[Text block]
Jackson v. Murphy et al
ORDER signed by Judge Pamela Pepper on 3/12/2018. 3 Plaintiff's Motion for Leave to Proceed Without Prepayment of the Filing Fee GRANTED; agency having custody of plaintiff to collect $156.24 balance of filing fee from plaintiff's prison trust account under 28 USC §1915(b)(2). 23 Plaintiff's Motion to Appoint Counsel DENIED without prejudice. 27 Plaintiff's Motion for Permanent Injunction DENIED. Defendants to file responsive pleading within 60 days. Parties may not begin discovery until a scheduling order is entered setting deadlines for discovery and dispositive motions. (cc: all counsel, via mail to Keith Jackson and Warden at Oshkosh Correctional Institution) (cb)
UNITED STATES DISTRICT COURT
EASTERN DISTRICT OF WISCONSIN
Case No. 17-cv-194-pp
DR. PATRICK MURPHY, GARY HAMBLIN,
EDWARD WALL, JUDY SMITH,
SARA KROPP, DANIELLE FOSTER,
MORGAN BAILEY, WILLIAM MCCREEDY,
WILLIAM GOLDEN, JAMIE BARKER,
DAVID BURNETT, LON BECHER,
HOLLY GUNDERSON, RN CARMODY,
THERESA MURPHY AND CARRIE SPRANGER,
ORDER GRANTING PLAINTIFF’S MOTION FOR LEAVE TO PROCEED
WITHOUT PREPAYMENT OF THE FILING FEE (DKT. NO. 3), SCREENING
COMPLAINT UNDER 28 U.S.C. §1915A, DENYING WITHOUT PREJUDICE
PLAINTIFF’S MOTION TO APPOINT COUNSEL (DKT. NO. 23), AND
DENYING PLAINTIFF’S MOTION FOR INJUNCTION (DKT. NO. 27)

[Activities]
(1) Please return the court order word for word, from "Jackson v. Murphy" down to "Correctional Institution) (cb)".
(2) In the court order, what balance of the filing fee is to be collected from the plaintiff's prison trust account?
(3) Extend the court order from the point where it stops.
The lines after this point come from a separate source.

[Data records]
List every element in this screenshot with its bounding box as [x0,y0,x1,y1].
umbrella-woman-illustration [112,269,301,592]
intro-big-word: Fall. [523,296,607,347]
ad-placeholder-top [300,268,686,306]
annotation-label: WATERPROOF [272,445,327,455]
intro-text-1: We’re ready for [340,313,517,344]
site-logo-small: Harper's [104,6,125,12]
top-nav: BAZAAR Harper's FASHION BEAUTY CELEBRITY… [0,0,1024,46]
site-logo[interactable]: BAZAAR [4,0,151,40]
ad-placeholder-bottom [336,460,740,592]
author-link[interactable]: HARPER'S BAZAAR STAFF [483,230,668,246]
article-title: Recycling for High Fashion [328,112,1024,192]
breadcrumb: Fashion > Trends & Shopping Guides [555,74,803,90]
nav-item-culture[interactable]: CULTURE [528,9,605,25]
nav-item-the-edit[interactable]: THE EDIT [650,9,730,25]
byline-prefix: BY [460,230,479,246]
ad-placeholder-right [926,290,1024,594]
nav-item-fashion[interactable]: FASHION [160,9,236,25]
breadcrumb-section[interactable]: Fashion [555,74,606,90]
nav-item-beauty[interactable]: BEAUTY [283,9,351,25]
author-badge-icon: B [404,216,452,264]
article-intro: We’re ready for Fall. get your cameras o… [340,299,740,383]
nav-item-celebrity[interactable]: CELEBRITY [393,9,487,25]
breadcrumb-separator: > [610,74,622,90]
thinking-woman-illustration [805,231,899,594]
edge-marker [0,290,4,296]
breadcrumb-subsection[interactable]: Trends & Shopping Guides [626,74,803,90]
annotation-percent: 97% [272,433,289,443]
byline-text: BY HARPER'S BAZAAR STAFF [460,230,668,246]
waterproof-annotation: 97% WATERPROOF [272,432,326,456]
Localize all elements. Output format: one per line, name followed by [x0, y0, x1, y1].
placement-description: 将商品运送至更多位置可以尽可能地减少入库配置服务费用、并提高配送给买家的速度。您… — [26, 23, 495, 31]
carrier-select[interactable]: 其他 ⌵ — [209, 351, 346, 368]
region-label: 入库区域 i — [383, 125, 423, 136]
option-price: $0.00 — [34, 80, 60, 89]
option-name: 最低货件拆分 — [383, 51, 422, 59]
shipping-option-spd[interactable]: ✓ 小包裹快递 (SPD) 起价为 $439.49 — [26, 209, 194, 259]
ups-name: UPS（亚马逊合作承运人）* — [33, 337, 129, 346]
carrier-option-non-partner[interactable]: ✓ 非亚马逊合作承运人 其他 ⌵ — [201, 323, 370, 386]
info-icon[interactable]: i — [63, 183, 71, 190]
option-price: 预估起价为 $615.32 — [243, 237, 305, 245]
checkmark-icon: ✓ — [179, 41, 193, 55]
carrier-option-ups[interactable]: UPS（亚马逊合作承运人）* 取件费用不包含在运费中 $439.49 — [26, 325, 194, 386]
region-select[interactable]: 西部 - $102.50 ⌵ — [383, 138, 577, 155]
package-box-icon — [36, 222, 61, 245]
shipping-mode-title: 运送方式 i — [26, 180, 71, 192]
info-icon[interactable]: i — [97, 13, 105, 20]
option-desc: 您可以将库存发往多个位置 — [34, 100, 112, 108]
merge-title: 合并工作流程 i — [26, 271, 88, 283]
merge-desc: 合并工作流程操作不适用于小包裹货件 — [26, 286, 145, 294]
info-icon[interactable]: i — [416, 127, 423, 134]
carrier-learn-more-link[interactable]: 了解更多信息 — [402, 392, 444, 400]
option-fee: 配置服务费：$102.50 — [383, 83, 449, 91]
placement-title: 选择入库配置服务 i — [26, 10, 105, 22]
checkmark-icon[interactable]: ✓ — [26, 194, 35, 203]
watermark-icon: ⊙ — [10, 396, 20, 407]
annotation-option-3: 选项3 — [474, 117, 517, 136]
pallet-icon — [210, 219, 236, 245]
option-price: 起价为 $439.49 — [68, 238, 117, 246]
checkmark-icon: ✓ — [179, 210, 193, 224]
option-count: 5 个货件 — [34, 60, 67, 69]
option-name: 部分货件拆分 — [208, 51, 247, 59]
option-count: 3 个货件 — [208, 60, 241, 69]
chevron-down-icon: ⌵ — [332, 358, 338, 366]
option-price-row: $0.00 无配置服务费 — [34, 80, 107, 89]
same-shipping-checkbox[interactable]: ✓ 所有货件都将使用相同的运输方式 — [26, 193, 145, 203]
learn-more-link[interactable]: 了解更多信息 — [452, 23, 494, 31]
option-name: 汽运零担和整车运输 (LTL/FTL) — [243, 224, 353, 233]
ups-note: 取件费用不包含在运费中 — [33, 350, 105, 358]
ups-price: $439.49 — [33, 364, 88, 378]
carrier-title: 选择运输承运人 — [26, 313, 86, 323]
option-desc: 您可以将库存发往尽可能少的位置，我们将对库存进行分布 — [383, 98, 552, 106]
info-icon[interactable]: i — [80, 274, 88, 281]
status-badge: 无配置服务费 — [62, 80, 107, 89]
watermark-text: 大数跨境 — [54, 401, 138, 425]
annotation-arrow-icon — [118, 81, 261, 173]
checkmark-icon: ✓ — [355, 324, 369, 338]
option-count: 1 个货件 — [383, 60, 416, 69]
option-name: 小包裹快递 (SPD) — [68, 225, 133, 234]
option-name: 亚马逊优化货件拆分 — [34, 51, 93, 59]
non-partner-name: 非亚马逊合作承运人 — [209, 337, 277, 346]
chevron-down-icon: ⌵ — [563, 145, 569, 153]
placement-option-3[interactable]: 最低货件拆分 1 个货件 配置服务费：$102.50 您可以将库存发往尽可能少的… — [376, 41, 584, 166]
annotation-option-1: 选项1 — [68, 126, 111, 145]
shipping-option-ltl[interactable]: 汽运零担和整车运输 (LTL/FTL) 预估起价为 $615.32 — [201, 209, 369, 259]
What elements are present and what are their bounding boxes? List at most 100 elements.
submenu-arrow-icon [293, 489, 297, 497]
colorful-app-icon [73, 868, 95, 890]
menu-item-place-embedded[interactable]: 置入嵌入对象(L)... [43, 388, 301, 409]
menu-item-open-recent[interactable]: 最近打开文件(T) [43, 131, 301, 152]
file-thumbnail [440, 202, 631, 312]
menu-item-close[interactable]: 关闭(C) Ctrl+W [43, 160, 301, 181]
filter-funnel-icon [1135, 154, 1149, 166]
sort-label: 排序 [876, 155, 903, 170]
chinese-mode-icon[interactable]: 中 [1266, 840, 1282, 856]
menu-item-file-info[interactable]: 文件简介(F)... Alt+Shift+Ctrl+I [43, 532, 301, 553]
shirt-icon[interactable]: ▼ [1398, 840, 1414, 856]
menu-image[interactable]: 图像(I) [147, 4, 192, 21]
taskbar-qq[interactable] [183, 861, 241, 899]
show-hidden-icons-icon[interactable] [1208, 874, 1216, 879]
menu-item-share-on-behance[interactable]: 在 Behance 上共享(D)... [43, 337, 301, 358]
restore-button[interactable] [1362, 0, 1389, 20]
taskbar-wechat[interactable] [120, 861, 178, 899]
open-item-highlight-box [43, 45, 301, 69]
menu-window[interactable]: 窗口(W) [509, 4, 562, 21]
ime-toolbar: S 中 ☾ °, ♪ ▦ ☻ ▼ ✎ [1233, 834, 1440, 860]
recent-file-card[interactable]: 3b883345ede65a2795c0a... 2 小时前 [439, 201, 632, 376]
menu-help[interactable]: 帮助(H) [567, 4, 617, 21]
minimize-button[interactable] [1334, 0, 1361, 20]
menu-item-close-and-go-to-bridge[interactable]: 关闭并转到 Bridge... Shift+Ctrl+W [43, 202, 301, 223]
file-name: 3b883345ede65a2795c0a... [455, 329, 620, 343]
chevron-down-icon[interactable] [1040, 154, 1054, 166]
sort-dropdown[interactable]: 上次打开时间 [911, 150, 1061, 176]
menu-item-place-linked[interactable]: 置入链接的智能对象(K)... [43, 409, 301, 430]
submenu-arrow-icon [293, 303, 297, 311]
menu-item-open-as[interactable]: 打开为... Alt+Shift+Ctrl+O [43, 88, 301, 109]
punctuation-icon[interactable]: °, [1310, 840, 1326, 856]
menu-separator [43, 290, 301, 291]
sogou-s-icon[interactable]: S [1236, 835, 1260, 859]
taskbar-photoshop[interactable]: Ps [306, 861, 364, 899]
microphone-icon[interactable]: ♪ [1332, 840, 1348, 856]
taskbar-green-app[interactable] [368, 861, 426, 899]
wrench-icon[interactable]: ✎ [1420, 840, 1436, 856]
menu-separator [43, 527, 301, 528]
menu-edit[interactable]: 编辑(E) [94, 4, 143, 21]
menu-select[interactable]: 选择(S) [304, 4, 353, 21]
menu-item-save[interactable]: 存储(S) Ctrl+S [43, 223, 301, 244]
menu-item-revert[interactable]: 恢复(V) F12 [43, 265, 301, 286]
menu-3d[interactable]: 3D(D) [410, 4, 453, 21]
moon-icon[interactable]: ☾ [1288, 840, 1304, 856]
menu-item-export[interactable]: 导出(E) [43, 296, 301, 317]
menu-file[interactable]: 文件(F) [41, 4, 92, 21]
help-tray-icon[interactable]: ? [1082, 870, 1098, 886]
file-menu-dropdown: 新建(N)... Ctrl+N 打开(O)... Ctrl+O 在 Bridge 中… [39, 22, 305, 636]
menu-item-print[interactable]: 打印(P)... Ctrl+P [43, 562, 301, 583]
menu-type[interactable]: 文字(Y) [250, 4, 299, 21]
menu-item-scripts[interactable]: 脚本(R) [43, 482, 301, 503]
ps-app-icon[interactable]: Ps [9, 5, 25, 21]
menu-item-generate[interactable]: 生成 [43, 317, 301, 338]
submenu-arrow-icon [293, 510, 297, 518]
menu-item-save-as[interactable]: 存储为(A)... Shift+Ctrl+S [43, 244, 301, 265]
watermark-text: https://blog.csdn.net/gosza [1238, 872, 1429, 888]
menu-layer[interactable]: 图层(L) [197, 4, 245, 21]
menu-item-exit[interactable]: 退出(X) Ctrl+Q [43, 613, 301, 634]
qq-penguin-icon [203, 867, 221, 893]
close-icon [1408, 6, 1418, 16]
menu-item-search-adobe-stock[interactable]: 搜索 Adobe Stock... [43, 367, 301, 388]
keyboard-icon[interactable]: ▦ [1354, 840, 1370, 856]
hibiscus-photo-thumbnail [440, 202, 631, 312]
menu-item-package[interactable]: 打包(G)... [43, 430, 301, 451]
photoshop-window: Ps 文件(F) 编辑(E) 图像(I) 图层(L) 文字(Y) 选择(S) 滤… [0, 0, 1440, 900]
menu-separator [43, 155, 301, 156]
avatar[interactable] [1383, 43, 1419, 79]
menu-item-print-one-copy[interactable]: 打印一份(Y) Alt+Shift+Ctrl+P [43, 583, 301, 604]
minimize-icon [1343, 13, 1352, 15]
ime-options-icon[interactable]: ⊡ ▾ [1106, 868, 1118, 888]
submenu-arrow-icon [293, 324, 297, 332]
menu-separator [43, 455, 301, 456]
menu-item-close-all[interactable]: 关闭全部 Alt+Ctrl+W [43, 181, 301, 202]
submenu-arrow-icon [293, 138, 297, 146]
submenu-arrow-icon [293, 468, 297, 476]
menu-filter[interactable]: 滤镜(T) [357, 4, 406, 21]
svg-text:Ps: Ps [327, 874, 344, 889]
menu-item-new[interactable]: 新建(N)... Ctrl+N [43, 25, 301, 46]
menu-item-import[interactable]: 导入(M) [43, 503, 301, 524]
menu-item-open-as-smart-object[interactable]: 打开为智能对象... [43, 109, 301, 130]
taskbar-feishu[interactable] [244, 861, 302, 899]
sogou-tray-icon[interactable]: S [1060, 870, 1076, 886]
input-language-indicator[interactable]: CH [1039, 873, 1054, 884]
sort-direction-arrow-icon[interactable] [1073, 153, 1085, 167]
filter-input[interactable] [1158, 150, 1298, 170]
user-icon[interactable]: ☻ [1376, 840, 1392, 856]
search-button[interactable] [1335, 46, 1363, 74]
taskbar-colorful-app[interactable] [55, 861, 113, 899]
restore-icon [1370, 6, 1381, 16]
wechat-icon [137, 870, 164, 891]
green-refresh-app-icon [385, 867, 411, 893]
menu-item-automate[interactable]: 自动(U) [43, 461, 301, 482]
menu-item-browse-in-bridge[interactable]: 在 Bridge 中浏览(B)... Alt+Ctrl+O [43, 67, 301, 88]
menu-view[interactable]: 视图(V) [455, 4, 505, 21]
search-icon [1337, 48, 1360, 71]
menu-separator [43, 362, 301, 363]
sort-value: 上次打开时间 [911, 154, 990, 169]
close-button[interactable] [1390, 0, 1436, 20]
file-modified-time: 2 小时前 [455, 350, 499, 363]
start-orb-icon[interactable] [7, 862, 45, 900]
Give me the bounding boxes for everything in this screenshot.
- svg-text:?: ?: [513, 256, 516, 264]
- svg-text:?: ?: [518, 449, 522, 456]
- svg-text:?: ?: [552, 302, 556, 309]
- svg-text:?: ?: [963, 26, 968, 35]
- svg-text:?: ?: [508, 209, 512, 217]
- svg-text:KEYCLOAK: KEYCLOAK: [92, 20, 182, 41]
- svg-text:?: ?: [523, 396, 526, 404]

[Task-by-task outputs]
(1)
Jackson v. Murphy et al
ORDER signed by Judge Pamela Pepper on 3/12/2018. 3 Plaintiff's Motion for Leave to Proceed Without Prepayment of the Filing Fee GRANTED; agency having custody of plaintiff to collect $156.24 balance of filing fee from plaintiff's prison trust account under 28 USC §1915(b)(2). 23 Plaintiff's Motion to Appoint Counsel DENIED without prejudice. 27 Plaintiff's Motion for Permanent Injunction DENIED. Defendants to file responsive pleading within 60 days. Parties may not begin discovery until a scheduling order is entered setting deadlines for discovery and dispositive motions. (cc: all counsel, via mail to Keith Jackson and Warden at Oshkosh Correctional Institution) (cb)

(2) $156.24

(3)
The plaintiff, a Wisconsin state prisoner who is representing himself,
filed this lawsuit under 42 U.S.C. §1983, dkt. no. 1, along with a motion for
leave to proceed without prepayment of the filing fee, dkt. no. 3. This order
resolves his motion and screens his complaint. This order also resolves the
plaintiff’s motion to appoint counsel, dkt. no. 23, and his motion for injunction,
dkt. no. 27.
Motion for Leave to Proceed without Prepayment of the Filing Fee
The Prison Litigation Reform Act (PLRA) applies to this case, because the
plaintiff was incarcerated when he filed his complaint. 28 U.S.C. §1915. The
PLRA allows a court to give an incarcerated plaintiff the ability to proceed with
his lawsuit without prepaying the case filing fee, as long as he meets certain
conditions. One of those conditions is that the plaintiff pay an initial partial
filing fee. 28 U.S.C. §1915(b).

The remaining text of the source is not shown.